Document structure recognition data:
-- Opening Marker --

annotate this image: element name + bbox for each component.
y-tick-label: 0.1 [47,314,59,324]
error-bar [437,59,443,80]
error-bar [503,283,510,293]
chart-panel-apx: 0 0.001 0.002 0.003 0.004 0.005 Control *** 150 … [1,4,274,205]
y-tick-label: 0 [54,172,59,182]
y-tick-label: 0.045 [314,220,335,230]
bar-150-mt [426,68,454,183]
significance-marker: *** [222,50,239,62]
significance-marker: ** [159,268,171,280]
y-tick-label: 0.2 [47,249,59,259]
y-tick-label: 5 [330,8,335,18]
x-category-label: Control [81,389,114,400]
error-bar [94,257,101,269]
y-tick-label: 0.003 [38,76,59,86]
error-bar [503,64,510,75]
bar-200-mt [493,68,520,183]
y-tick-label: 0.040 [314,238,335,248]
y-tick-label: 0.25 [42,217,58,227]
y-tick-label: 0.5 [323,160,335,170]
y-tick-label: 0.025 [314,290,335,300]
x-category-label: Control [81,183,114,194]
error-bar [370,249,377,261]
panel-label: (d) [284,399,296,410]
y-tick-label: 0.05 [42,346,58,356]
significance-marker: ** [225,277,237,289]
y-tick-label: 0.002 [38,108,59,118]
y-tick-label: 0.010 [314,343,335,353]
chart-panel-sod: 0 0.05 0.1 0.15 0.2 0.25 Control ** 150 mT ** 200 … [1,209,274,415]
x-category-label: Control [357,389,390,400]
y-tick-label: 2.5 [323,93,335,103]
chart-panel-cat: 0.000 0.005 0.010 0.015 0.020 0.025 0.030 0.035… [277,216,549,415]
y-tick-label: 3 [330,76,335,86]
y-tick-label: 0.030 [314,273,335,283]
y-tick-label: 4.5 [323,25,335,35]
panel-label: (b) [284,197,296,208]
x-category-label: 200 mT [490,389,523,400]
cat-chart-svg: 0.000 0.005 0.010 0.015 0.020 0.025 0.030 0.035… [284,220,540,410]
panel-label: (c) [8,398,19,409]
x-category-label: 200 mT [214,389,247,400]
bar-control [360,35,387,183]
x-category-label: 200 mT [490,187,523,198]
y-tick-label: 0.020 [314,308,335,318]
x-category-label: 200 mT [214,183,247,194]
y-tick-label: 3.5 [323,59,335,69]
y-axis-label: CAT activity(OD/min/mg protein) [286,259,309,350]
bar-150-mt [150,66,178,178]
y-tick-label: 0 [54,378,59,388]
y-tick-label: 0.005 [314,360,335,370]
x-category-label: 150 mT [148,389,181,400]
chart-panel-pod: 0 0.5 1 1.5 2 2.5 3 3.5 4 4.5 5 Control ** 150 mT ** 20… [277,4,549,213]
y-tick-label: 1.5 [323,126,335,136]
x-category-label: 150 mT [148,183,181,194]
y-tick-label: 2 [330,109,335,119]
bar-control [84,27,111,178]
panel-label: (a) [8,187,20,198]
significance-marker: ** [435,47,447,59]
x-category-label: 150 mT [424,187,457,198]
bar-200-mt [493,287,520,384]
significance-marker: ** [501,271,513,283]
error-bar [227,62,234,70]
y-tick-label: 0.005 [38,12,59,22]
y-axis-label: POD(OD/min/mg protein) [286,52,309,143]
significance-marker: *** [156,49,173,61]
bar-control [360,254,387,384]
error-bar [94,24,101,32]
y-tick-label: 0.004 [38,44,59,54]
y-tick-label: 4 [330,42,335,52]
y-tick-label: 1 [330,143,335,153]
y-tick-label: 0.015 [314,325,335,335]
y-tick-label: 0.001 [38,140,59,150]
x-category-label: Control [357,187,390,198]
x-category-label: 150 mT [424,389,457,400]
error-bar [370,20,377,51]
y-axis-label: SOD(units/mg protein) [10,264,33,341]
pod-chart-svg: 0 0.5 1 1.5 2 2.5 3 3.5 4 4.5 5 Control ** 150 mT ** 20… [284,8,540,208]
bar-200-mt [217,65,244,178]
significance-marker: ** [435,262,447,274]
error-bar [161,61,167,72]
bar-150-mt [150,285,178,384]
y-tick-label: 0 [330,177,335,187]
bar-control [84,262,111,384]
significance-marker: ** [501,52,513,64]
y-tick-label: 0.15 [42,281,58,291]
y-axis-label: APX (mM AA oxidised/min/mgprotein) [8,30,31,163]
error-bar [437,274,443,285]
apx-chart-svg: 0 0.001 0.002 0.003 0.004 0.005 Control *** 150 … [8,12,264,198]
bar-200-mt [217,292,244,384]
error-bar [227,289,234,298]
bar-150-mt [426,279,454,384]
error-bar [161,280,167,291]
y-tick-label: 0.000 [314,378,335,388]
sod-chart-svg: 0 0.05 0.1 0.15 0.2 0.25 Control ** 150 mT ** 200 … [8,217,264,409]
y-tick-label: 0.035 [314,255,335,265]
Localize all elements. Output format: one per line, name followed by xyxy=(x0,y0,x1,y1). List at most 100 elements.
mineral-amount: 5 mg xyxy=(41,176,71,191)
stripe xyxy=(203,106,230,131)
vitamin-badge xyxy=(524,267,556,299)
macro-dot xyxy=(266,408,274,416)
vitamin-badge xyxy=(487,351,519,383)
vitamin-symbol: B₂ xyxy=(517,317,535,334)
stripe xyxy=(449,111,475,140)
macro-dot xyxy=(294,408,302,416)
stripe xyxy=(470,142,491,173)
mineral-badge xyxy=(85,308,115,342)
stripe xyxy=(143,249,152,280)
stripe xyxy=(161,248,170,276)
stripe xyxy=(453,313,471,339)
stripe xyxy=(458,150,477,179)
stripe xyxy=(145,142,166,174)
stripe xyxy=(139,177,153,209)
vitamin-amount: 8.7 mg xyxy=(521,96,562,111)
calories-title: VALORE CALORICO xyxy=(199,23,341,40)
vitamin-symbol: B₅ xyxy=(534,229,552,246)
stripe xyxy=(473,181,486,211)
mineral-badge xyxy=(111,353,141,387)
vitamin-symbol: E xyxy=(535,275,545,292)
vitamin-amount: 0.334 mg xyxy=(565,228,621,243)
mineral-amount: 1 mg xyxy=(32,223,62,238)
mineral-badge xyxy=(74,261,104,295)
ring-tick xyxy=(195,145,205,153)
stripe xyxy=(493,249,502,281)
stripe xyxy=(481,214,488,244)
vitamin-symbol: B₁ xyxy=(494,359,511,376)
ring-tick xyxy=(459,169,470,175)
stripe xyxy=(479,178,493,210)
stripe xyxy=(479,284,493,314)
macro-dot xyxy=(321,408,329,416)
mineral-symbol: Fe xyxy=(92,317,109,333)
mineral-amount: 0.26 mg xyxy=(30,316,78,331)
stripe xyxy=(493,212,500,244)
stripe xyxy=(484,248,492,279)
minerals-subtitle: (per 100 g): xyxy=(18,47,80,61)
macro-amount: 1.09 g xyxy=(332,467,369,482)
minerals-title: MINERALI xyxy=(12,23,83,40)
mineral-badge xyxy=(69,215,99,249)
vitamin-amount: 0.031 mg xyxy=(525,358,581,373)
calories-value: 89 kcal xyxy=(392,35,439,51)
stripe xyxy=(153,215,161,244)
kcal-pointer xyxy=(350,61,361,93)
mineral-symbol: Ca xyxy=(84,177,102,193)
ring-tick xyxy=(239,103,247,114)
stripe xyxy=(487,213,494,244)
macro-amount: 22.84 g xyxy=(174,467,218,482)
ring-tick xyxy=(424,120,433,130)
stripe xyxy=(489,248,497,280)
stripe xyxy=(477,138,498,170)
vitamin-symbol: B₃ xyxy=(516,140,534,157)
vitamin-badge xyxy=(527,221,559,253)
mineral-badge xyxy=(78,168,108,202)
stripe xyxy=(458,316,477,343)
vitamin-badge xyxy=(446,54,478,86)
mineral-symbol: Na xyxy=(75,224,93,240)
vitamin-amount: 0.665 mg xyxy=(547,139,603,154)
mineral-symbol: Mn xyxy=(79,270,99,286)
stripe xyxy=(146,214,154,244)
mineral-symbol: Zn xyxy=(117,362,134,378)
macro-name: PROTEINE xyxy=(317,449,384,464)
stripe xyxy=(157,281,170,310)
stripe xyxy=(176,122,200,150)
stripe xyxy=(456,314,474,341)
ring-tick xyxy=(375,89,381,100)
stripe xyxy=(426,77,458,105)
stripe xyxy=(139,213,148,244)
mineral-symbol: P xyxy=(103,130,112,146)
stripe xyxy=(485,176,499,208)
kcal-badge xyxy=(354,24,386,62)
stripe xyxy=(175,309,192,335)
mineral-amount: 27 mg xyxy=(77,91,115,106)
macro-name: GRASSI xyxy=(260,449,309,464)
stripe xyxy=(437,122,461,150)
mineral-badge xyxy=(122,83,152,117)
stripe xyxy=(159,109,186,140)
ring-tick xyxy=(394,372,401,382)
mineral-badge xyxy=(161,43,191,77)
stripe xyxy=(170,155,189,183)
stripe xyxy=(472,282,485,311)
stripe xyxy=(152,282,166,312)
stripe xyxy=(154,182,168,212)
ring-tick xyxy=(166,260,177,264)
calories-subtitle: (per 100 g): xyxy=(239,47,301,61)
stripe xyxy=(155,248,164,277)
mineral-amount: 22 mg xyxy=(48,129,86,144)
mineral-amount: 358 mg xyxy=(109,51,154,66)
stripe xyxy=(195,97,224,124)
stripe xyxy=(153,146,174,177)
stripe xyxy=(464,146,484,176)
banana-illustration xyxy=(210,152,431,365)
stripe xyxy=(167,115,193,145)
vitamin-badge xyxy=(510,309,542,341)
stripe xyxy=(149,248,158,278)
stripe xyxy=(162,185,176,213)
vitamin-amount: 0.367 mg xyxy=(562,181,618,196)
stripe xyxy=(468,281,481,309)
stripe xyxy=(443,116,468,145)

-- Closing Marker --

*HOW TO COMPLETE THIS TASK*: Provide the number of lines above in which the word "name" appears, with no further words.

*ANSWER AREA*: 4